To be done
Tell how many lines include the string "glucosidase". Answer with a single number.

Records provided
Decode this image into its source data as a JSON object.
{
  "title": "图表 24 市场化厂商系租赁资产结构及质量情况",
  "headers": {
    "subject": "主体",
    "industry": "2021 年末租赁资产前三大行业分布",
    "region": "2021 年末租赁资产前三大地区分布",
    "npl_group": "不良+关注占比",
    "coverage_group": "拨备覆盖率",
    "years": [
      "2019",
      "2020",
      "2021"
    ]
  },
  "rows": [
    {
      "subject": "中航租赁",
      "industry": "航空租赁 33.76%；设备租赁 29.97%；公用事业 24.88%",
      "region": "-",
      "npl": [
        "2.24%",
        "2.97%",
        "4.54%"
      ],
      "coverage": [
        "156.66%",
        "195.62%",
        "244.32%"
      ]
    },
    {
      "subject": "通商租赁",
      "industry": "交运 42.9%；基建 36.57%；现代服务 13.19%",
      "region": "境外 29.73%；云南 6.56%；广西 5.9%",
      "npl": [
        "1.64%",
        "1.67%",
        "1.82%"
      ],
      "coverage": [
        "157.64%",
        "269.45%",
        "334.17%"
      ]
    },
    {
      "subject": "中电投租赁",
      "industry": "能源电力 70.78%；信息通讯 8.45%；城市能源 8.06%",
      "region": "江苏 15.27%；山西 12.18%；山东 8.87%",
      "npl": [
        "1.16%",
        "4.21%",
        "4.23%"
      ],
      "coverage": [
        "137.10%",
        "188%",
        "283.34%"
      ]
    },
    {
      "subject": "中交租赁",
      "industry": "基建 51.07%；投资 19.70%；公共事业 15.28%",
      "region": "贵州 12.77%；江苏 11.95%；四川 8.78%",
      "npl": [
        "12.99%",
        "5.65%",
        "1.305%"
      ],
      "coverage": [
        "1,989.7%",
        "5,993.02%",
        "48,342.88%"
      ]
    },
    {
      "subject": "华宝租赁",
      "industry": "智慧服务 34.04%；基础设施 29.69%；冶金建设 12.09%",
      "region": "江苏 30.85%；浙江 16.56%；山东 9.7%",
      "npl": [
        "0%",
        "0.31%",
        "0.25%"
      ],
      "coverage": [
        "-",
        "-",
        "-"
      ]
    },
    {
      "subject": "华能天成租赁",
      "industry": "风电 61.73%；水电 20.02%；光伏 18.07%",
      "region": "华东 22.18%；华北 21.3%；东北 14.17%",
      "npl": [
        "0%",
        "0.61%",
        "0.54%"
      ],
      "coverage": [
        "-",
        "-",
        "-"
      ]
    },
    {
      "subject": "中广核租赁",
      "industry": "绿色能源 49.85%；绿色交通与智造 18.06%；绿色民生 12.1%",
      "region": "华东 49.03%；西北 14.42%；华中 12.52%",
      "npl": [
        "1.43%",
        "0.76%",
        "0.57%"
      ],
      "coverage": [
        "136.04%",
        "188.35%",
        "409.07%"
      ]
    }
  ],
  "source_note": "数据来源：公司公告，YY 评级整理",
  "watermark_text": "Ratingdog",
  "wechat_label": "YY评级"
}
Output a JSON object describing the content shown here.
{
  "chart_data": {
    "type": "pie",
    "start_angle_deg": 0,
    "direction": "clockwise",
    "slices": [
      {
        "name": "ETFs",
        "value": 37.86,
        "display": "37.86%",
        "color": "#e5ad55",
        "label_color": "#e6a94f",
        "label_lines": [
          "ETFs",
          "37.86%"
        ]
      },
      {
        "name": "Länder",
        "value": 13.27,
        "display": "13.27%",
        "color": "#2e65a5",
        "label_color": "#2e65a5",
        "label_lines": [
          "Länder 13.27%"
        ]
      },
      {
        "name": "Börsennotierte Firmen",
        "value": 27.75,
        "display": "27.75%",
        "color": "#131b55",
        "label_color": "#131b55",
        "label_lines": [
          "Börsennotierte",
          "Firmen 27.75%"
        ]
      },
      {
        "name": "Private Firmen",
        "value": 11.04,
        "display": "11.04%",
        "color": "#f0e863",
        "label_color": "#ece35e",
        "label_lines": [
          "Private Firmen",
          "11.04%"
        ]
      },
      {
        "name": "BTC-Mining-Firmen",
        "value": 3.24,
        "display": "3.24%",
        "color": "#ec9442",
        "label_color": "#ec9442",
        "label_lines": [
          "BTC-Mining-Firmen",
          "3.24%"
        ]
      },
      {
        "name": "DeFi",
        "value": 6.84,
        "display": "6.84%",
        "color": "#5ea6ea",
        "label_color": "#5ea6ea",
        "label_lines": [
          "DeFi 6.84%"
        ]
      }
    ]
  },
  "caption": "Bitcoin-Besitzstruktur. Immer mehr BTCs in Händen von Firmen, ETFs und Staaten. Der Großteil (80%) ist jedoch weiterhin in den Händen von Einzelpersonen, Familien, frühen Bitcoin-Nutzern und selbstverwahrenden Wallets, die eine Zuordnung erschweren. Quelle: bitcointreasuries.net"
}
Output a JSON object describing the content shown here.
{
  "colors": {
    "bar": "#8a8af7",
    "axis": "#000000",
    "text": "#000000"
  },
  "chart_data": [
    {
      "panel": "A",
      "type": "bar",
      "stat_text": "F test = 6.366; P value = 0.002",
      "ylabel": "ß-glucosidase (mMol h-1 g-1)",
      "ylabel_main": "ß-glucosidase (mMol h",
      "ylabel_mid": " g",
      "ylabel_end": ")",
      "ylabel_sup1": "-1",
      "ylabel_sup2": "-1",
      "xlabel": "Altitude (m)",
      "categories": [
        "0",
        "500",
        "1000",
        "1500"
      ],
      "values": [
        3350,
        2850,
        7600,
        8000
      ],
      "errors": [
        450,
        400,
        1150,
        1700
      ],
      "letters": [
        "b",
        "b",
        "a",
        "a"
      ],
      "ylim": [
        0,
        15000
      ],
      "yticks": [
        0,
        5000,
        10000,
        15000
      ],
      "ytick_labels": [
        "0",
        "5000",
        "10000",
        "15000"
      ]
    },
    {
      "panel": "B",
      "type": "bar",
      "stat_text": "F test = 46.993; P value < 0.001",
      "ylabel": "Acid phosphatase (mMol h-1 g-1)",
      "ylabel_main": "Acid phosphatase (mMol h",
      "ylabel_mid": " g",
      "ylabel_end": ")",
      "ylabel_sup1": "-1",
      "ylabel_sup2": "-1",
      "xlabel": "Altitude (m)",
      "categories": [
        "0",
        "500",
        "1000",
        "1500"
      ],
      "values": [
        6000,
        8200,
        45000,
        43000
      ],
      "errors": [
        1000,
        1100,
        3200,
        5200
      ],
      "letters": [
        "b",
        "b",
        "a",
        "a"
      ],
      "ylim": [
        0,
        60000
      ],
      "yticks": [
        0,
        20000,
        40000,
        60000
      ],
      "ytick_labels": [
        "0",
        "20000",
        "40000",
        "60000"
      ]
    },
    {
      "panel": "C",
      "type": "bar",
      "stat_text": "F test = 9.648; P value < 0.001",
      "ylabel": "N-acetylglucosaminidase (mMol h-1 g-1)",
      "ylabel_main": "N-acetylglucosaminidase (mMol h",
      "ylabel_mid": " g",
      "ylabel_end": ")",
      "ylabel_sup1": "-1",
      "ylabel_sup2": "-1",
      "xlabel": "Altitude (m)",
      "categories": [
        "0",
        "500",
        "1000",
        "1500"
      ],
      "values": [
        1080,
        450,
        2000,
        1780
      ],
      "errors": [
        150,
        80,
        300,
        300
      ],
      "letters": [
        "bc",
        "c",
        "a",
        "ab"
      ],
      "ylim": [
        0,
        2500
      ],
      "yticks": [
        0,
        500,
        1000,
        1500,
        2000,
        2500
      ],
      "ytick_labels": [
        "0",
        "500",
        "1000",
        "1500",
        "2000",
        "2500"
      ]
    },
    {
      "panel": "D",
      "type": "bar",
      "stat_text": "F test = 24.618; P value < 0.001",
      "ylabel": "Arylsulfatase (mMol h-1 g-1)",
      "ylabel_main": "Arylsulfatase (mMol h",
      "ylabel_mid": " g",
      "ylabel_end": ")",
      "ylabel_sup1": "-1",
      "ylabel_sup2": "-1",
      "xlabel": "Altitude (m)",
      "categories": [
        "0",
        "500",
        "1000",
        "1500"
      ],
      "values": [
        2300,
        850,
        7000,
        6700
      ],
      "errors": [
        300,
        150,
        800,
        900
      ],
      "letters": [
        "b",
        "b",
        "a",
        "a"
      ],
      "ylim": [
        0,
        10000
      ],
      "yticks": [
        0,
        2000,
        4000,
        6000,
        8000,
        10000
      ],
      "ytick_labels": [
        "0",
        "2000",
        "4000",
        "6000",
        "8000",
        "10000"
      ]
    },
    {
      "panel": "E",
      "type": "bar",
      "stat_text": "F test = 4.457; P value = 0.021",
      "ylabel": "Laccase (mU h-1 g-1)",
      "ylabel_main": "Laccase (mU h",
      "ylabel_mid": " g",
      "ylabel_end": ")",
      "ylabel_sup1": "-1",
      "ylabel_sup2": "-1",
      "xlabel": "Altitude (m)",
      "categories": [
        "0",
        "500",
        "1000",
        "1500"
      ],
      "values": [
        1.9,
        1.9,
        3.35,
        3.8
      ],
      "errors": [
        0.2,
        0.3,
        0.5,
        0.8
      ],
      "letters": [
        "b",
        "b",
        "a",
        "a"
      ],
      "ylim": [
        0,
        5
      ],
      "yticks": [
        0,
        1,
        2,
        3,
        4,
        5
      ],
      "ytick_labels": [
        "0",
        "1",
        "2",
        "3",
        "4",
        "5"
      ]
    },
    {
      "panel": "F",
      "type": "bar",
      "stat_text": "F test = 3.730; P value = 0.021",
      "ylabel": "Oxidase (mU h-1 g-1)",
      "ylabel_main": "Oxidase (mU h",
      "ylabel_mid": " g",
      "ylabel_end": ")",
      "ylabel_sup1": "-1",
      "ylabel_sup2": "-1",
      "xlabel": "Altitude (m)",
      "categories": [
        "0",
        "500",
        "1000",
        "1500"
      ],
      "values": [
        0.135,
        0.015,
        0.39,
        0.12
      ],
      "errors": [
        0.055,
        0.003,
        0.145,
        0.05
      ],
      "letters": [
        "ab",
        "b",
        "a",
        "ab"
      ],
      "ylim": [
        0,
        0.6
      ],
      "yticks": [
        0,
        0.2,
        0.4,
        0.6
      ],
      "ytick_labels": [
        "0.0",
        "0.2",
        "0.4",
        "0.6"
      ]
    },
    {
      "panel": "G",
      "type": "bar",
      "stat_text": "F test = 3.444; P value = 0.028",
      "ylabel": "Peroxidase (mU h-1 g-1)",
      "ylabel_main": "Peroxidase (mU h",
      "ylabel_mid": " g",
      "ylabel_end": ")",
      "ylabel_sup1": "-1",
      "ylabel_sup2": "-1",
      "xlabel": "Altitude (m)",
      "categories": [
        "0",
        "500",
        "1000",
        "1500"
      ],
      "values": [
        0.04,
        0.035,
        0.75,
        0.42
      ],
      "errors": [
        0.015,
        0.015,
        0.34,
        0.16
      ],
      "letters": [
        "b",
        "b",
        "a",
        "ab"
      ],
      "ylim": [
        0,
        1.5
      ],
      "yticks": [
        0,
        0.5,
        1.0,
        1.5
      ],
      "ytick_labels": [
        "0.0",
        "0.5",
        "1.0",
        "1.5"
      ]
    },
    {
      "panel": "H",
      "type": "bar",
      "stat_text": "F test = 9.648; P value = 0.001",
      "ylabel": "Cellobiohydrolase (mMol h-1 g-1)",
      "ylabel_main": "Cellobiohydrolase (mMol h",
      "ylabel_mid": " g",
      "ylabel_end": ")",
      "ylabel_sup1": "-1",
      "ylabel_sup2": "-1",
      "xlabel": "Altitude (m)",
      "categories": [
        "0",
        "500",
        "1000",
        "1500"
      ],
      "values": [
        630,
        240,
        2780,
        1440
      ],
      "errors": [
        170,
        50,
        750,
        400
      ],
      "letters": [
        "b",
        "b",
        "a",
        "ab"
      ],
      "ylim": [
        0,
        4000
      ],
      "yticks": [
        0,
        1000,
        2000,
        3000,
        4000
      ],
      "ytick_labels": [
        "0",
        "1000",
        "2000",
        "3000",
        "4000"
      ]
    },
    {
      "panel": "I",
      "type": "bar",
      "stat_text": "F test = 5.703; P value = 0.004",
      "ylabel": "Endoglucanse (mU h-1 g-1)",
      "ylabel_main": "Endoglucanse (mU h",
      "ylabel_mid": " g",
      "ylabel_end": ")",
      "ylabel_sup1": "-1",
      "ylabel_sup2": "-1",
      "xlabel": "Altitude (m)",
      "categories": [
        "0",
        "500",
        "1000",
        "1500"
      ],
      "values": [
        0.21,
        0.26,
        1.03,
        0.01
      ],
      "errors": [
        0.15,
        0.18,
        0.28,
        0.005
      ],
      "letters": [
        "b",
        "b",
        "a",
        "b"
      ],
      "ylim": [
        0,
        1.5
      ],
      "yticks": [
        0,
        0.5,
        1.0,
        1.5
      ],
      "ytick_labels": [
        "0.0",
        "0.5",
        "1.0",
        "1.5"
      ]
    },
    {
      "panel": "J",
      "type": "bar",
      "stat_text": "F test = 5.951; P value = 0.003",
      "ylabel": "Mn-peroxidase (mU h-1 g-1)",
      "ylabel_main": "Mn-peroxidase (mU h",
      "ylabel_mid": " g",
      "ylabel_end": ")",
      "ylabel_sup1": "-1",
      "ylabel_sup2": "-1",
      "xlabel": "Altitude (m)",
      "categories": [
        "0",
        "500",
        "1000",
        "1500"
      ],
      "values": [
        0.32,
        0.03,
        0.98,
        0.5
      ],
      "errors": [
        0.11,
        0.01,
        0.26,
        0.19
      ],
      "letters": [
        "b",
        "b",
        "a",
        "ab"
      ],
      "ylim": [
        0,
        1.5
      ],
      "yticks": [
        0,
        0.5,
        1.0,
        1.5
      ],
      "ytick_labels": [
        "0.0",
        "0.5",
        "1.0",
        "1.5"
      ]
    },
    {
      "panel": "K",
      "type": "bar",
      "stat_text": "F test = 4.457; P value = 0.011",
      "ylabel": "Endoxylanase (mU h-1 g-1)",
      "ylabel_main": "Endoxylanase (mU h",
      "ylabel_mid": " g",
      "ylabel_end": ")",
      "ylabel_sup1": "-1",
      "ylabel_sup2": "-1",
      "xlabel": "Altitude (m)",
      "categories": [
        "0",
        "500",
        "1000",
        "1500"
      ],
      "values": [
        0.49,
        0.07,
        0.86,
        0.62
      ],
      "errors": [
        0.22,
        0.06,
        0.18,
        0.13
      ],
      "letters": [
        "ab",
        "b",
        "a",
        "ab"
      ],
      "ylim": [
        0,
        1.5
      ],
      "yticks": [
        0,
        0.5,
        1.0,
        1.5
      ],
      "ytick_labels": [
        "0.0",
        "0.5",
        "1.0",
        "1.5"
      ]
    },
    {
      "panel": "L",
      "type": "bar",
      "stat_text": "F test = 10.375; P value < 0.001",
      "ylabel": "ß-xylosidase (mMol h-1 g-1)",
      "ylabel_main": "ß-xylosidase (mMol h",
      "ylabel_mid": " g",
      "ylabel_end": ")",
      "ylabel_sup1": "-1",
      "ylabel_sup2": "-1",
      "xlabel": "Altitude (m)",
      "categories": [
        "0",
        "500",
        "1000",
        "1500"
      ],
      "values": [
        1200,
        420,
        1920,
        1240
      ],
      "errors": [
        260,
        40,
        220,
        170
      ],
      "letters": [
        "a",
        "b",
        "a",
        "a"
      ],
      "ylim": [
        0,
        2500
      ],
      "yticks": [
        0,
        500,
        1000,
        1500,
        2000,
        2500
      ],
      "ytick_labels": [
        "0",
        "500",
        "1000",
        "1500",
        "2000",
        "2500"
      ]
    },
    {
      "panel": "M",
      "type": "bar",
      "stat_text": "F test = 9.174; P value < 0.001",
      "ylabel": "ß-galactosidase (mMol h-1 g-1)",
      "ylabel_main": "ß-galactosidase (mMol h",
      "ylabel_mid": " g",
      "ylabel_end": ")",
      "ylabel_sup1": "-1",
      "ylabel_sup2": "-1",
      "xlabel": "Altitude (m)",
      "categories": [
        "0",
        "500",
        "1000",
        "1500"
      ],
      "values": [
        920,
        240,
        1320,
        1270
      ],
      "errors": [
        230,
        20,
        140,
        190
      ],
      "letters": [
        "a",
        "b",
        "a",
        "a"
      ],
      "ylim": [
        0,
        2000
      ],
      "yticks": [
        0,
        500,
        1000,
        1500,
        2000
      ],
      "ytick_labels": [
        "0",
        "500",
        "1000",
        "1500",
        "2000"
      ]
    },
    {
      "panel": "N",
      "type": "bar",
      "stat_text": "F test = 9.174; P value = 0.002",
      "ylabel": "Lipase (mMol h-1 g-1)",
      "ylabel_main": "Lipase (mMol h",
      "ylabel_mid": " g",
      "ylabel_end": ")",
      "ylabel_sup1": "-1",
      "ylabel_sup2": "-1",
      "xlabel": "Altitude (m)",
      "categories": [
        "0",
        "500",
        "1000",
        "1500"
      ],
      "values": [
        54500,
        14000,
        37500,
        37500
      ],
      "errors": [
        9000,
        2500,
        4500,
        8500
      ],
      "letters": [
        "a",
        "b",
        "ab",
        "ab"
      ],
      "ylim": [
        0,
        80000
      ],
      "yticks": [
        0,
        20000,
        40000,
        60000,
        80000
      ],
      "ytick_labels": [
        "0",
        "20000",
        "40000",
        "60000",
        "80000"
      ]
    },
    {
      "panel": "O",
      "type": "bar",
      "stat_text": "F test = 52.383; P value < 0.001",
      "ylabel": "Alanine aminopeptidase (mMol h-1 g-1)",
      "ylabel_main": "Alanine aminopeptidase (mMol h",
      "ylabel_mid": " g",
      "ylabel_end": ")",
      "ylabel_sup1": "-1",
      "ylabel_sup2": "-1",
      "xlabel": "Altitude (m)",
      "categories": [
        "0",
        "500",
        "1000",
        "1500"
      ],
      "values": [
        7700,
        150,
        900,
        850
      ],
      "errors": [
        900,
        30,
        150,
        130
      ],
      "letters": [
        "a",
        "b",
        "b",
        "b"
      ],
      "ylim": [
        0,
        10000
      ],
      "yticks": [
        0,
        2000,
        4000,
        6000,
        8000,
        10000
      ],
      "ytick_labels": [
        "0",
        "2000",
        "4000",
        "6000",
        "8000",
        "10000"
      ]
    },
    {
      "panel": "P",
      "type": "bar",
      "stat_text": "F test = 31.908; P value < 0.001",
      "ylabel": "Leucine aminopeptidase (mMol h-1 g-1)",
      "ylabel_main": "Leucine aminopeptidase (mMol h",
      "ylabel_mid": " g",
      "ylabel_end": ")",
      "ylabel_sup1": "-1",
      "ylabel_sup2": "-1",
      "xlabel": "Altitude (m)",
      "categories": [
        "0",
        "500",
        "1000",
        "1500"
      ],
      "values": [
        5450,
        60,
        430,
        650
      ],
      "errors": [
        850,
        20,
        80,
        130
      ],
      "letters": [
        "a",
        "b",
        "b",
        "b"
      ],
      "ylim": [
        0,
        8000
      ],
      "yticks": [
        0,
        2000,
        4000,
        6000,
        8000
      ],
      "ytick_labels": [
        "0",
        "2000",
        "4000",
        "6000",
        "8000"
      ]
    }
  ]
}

Output of the task
2